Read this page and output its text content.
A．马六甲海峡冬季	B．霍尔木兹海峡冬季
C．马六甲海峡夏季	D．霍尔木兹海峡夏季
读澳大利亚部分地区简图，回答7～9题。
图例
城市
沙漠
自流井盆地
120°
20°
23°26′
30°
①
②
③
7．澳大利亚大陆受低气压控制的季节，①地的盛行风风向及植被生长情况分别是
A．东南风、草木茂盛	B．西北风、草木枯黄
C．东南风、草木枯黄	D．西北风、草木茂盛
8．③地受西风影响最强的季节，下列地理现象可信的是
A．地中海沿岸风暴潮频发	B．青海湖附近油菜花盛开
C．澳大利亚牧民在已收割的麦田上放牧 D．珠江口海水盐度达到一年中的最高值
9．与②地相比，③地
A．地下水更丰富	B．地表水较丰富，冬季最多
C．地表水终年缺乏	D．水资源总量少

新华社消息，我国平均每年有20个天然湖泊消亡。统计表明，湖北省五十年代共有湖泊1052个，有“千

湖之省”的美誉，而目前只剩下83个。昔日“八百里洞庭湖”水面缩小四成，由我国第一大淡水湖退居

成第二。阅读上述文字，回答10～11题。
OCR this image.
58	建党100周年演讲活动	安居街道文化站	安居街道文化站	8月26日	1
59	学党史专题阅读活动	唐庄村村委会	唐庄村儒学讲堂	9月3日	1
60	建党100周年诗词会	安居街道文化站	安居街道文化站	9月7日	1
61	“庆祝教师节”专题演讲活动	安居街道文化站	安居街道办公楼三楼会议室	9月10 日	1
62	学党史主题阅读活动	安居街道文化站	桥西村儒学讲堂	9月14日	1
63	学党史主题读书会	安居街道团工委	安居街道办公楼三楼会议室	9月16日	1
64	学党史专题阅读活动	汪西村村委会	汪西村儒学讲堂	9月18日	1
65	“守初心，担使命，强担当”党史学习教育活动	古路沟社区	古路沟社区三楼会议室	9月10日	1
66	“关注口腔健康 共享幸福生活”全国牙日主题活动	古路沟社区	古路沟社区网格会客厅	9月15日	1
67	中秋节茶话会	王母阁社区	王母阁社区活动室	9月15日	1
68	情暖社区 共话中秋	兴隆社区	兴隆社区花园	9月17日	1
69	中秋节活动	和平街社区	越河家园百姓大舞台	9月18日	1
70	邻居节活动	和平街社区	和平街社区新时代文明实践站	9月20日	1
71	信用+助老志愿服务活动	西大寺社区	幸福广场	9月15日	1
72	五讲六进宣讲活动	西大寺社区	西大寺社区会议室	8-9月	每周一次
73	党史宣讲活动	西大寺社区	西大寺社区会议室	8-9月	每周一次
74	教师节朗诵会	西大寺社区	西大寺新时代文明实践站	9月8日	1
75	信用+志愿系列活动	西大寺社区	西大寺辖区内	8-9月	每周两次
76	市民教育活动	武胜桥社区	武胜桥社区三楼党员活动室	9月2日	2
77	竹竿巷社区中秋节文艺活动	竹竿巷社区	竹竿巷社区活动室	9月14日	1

GOAL OF THE EXERCISE.
In the records above, locate the line that contains "OCR this image.". Repeat it and every line after it, exactly, and nothing else.

THE ANSWER.
OCR this image.
58	建党100周年演讲活动	安居街道文化站	安居街道文化站	8月26日	1
59	学党史专题阅读活动	唐庄村村委会	唐庄村儒学讲堂	9月3日	1
60	建党100周年诗词会	安居街道文化站	安居街道文化站	9月7日	1
61	“庆祝教师节”专题演讲活动	安居街道文化站	安居街道办公楼三楼会议室	9月10 日	1
62	学党史主题阅读活动	安居街道文化站	桥西村儒学讲堂	9月14日	1
63	学党史主题读书会	安居街道团工委	安居街道办公楼三楼会议室	9月16日	1
64	学党史专题阅读活动	汪西村村委会	汪西村儒学讲堂	9月18日	1
65	“守初心，担使命，强担当”党史学习教育活动	古路沟社区	古路沟社区三楼会议室	9月10日	1
66	“关注口腔健康 共享幸福生活”全国牙日主题活动	古路沟社区	古路沟社区网格会客厅	9月15日	1
67	中秋节茶话会	王母阁社区	王母阁社区活动室	9月15日	1
68	情暖社区 共话中秋	兴隆社区	兴隆社区花园	9月17日	1
69	中秋节活动	和平街社区	越河家园百姓大舞台	9月18日	1
70	邻居节活动	和平街社区	和平街社区新时代文明实践站	9月20日	1
71	信用+助老志愿服务活动	西大寺社区	幸福广场	9月15日	1
72	五讲六进宣讲活动	西大寺社区	西大寺社区会议室	8-9月	每周一次
73	党史宣讲活动	西大寺社区	西大寺社区会议室	8-9月	每周一次
74	教师节朗诵会	西大寺社区	西大寺新时代文明实践站	9月8日	1
75	信用+志愿系列活动	西大寺社区	西大寺辖区内	8-9月	每周两次
76	市民教育活动	武胜桥社区	武胜桥社区三楼党员活动室	9月2日	2
77	竹竿巷社区中秋节文艺活动	竹竿巷社区	竹竿巷社区活动室	9月14日	1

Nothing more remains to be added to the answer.